WORK TO DO: Will you transcribe all the entries word for word, skipping the pictures they hold?

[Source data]

::::::

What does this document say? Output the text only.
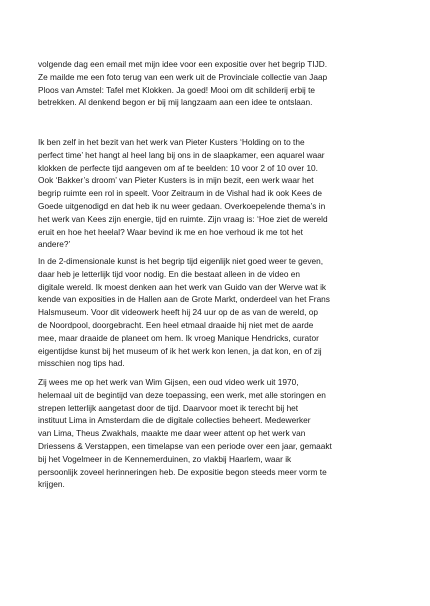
volgende dag een email met mijn idee voor een expositie over het begrip TIJD.
Ze mailde me een foto terug van een werk uit de Provinciale collectie van Jaap
Ploos van Amstel: Tafel met Klokken. Ja goed! Mooi om dit schilderij erbij te
betrekken. Al denkend begon er bij mij langzaam aan een idee te ontslaan.

Ik ben zelf in het bezit van het werk van Pieter Kusters ‘Holding on to the
perfect time’ het hangt al heel lang bij ons in de slaapkamer, een aquarel waar
klokken de perfecte tijd aangeven om af te beelden: 10 voor 2 of 10 over 10.
Ook ‘Bakker’s droom’ van Pieter Kusters is in mijn bezit, een werk waar het
begrip ruimte een rol in speelt. Voor Zeitraum in de Vishal had ik ook Kees de
Goede uitgenodigd en dat heb ik nu weer gedaan. Overkoepelende thema’s in
het werk van Kees zijn energie, tijd en ruimte. Zijn vraag is: ‘Hoe ziet de wereld
eruit en hoe het heelal? Waar bevind ik me en hoe verhoud ik me tot het
andere?’

In de 2-dimensionale kunst is het begrip tijd eigenlijk niet goed weer te geven,
daar heb je letterlijk tijd voor nodig. En die bestaat alleen in de video en
digitale wereld. Ik moest denken aan het werk van Guido van der Werve wat ik
kende van exposities in de Hallen aan de Grote Markt, onderdeel van het Frans
Halsmuseum. Voor dit videowerk heeft hij 24 uur op de as van de wereld, op
de Noordpool, doorgebracht. Een heel etmaal draaide hij niet met de aarde
mee, maar draaide de planeet om hem. Ik vroeg Manique Hendricks, curator
eigentijdse kunst bij het museum of ik het werk kon lenen, ja dat kon, en of zij
misschien nog tips had.

Zij wees me op het werk van Wim Gijsen, een oud video werk uit 1970,
helemaal uit de begintijd van deze toepassing, een werk, met alle storingen en
strepen letterlijk aangetast door de tijd. Daarvoor moet ik terecht bij het
instituut Lima in Amsterdam die de digitale collecties beheert. Medewerker
van Lima, Theus Zwakhals, maakte me daar weer attent op het werk van
Driessens & Verstappen, een timelapse van een periode over een jaar, gemaakt
bij het Vogelmeer in de Kennemerduinen, zo vlakbij Haarlem, waar ik
persoonlijk zoveel herinneringen heb. De expositie begon steeds meer vorm te
krijgen.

::::::

SOLUTION TO THIS EXERCISE:
What does this document say? Output the text only.
volgende dag een email met mijn idee voor een expositie over het begrip TIJD.
Ze mailde me een foto terug van een werk uit de Provinciale collectie van Jaap
Ploos van Amstel: Tafel met Klokken. Ja goed! Mooi om dit schilderij erbij te
betrekken. Al denkend begon er bij mij langzaam aan een idee te ontslaan.

Ik ben zelf in het bezit van het werk van Pieter Kusters ‘Holding on to the
perfect time’ het hangt al heel lang bij ons in de slaapkamer, een aquarel waar
klokken de perfecte tijd aangeven om af te beelden: 10 voor 2 of 10 over 10.
Ook ‘Bakker’s droom’ van Pieter Kusters is in mijn bezit, een werk waar het
begrip ruimte een rol in speelt. Voor Zeitraum in de Vishal had ik ook Kees de
Goede uitgenodigd en dat heb ik nu weer gedaan. Overkoepelende thema’s in
het werk van Kees zijn energie, tijd en ruimte. Zijn vraag is: ‘Hoe ziet de wereld
eruit en hoe het heelal? Waar bevind ik me en hoe verhoud ik me tot het
andere?’

In de 2-dimensionale kunst is het begrip tijd eigenlijk niet goed weer te geven,
daar heb je letterlijk tijd voor nodig. En die bestaat alleen in de video en
digitale wereld. Ik moest denken aan het werk van Guido van der Werve wat ik
kende van exposities in de Hallen aan de Grote Markt, onderdeel van het Frans
Halsmuseum. Voor dit videowerk heeft hij 24 uur op de as van de wereld, op
de Noordpool, doorgebracht. Een heel etmaal draaide hij niet met de aarde
mee, maar draaide de planeet om hem. Ik vroeg Manique Hendricks, curator
eigentijdse kunst bij het museum of ik het werk kon lenen, ja dat kon, en of zij
misschien nog tips had.

Zij wees me op het werk van Wim Gijsen, een oud video werk uit 1970,
helemaal uit de begintijd van deze toepassing, een werk, met alle storingen en
strepen letterlijk aangetast door de tijd. Daarvoor moet ik terecht bij het
instituut Lima in Amsterdam die de digitale collecties beheert. Medewerker
van Lima, Theus Zwakhals, maakte me daar weer attent op het werk van
Driessens & Verstappen, een timelapse van een periode over een jaar, gemaakt
bij het Vogelmeer in de Kennemerduinen, zo vlakbij Haarlem, waar ik
persoonlijk zoveel herinneringen heb. De expositie begon steeds meer vorm te
krijgen.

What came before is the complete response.